Records for this exercise:
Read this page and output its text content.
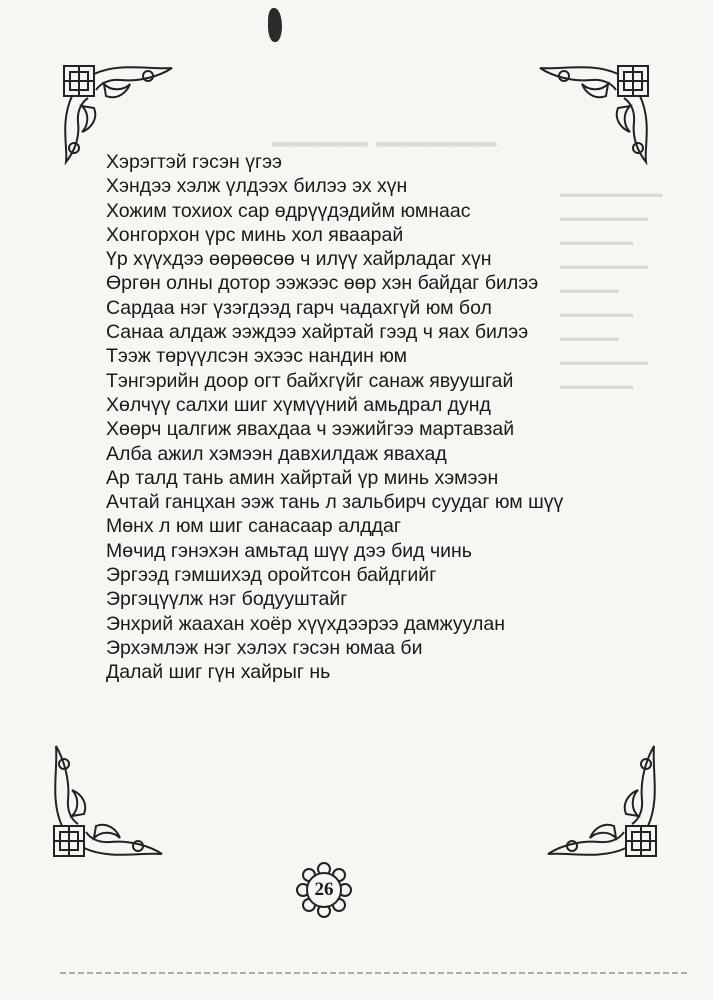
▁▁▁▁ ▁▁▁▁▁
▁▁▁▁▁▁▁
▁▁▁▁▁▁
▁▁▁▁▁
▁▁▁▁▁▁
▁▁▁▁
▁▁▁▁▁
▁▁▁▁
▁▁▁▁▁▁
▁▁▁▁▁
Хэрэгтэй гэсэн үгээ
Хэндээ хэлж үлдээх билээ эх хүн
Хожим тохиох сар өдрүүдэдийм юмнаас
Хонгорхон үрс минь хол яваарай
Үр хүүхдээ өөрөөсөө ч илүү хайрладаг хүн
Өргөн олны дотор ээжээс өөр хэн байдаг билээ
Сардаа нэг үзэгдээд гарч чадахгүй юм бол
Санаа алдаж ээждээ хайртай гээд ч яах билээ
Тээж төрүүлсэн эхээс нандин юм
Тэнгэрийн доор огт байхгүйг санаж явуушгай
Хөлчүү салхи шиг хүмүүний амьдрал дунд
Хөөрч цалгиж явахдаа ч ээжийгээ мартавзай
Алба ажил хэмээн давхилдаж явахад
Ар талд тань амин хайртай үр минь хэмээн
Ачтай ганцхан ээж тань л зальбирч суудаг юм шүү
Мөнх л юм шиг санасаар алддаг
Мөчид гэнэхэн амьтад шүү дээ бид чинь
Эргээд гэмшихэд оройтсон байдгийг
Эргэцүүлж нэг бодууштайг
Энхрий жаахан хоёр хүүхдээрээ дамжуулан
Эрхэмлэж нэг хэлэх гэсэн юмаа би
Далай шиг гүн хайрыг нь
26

Task details: Write every record out again exactly; no pictures belong in the copy.

Result below:
Read this page and output its text content.
▁▁▁▁ ▁▁▁▁▁
▁▁▁▁▁▁▁
▁▁▁▁▁▁
▁▁▁▁▁
▁▁▁▁▁▁
▁▁▁▁
▁▁▁▁▁
▁▁▁▁
▁▁▁▁▁▁
▁▁▁▁▁
Хэрэгтэй гэсэн үгээ
Хэндээ хэлж үлдээх билээ эх хүн
Хожим тохиох сар өдрүүдэдийм юмнаас
Хонгорхон үрс минь хол яваарай
Үр хүүхдээ өөрөөсөө ч илүү хайрладаг хүн
Өргөн олны дотор ээжээс өөр хэн байдаг билээ
Сардаа нэг үзэгдээд гарч чадахгүй юм бол
Санаа алдаж ээждээ хайртай гээд ч яах билээ
Тээж төрүүлсэн эхээс нандин юм
Тэнгэрийн доор огт байхгүйг санаж явуушгай
Хөлчүү салхи шиг хүмүүний амьдрал дунд
Хөөрч цалгиж явахдаа ч ээжийгээ мартавзай
Алба ажил хэмээн давхилдаж явахад
Ар талд тань амин хайртай үр минь хэмээн
Ачтай ганцхан ээж тань л зальбирч суудаг юм шүү
Мөнх л юм шиг санасаар алддаг
Мөчид гэнэхэн амьтад шүү дээ бид чинь
Эргээд гэмшихэд оройтсон байдгийг
Эргэцүүлж нэг бодууштайг
Энхрий жаахан хоёр хүүхдээрээ дамжуулан
Эрхэмлэж нэг хэлэх гэсэн юмаа би
Далай шиг гүн хайрыг нь
26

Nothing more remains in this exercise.